**Task requirements:**
Go through the material below and copy each line where the word "принятия" appears.

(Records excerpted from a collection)
——

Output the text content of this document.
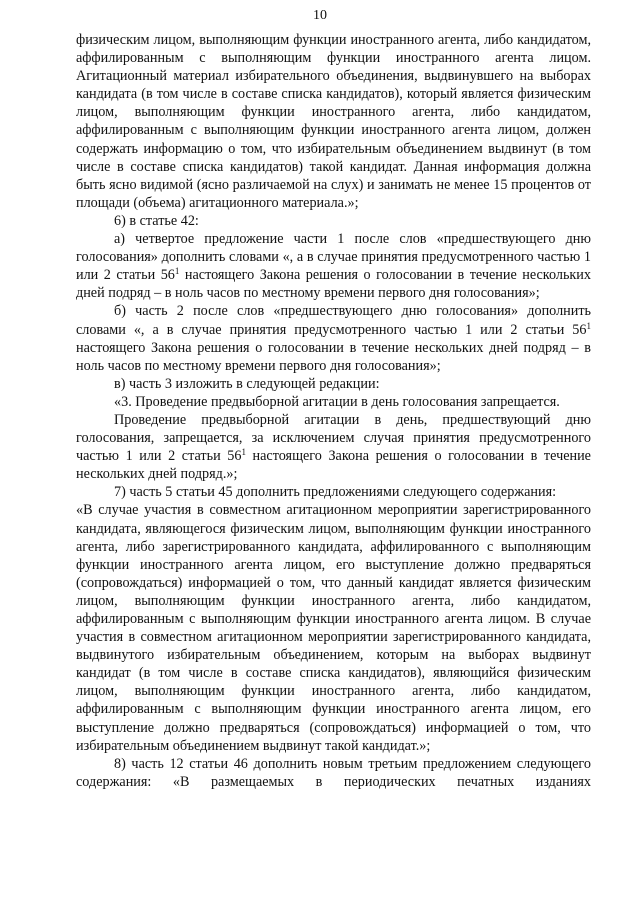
10

физическим лицом, выполняющим функции иностранного агента, либо кандидатом, аффилированным с выполняющим функции иностранного агента лицом. Агитационный материал избирательного объединения, выдвинувшего на выборах кандидата (в том числе в составе списка кандидатов), который является физическим лицом, выполняющим функции иностранного агента, либо кандидатом, аффилированным с выполняющим функции иностранного агента лицом, должен содержать информацию о том, что избирательным объединением выдвинут (в том числе в составе списка кандидатов) такой кандидат. Данная информация должна быть ясно видимой (ясно различаемой на слух) и занимать не менее 15 процентов от площади (объема) агитационного материала.»;

6) в статье 42:

а) четвертое предложение части 1 после слов «предшествующего дню голосования» дополнить словами «, а в случае принятия предусмотренного частью 1 или 2 статьи $56^1$ настоящего Закона решения о голосовании в течение нескольких дней подряд – в ноль часов по местному времени первого дня голосования»;

б) часть 2 после слов «предшествующего дню голосования» дополнить словами «, а в случае принятия предусмотренного частью 1 или 2 статьи $56^1$ настоящего Закона решения о голосовании в течение нескольких дней подряд – в ноль часов по местному времени первого дня голосования»;

в) часть 3 изложить в следующей редакции:

«3. Проведение предвыборной агитации в день голосования запрещается.

Проведение предвыборной агитации в день, предшествующий дню голосования, запрещается, за исключением случая принятия предусмотренного частью 1 или 2 статьи $56^1$ настоящего Закона решения о голосовании в течение нескольких дней подряд.»;

7) часть 5 статьи 45 дополнить предложениями следующего содержания:

«В случае участия в совместном агитационном мероприятии зарегистрированного кандидата, являющегося физическим лицом, выполняющим функции иностранного агента, либо зарегистрированного кандидата, аффилированного с выполняющим функции иностранного агента лицом, его выступление должно предваряться (сопровождаться) информацией о том, что данный кандидат является физическим лицом, выполняющим функции иностранного агента, либо кандидатом, аффилированным с выполняющим функции иностранного агента лицом. В случае участия в совместном агитационном мероприятии зарегистрированного кандидата, выдвинутого избирательным объединением, которым на выборах выдвинут кандидат (в том числе в составе списка кандидатов), являющийся физическим лицом, выполняющим функции иностранного агента, либо кандидатом, аффилированным с выполняющим функции иностранного агента лицом, его выступление должно предваряться (сопровождаться) информацией о том, что избирательным объединением выдвинут такой кандидат.»;

8) часть 12 статьи 46 дополнить новым третьим предложением следующего содержания: «В размещаемых в периодических печатных изданиях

——

**Completed task:**
а) четвертое предложение части 1 после слов «предшествующего дню голосования» дополнить словами «, а в случае принятия предусмотренного частью 1 или 2 статьи $56^1$ настоящего Закона решения о голосовании в течение нескольких дней подряд – в ноль часов по местному времени первого дня голосования»;
б) часть 2 после слов «предшествующего дню голосования» дополнить словами «, а в случае принятия предусмотренного частью 1 или 2 статьи $56^1$ настоящего Закона решения о голосовании в течение нескольких дней подряд – в ноль часов по местному времени первого дня голосования»;
Проведение предвыборной агитации в день, предшествующий дню голосования, запрещается, за исключением случая принятия предусмотренного частью 1 или 2 статьи $56^1$ настоящего Закона решения о голосовании в течение нескольких дней подряд.»;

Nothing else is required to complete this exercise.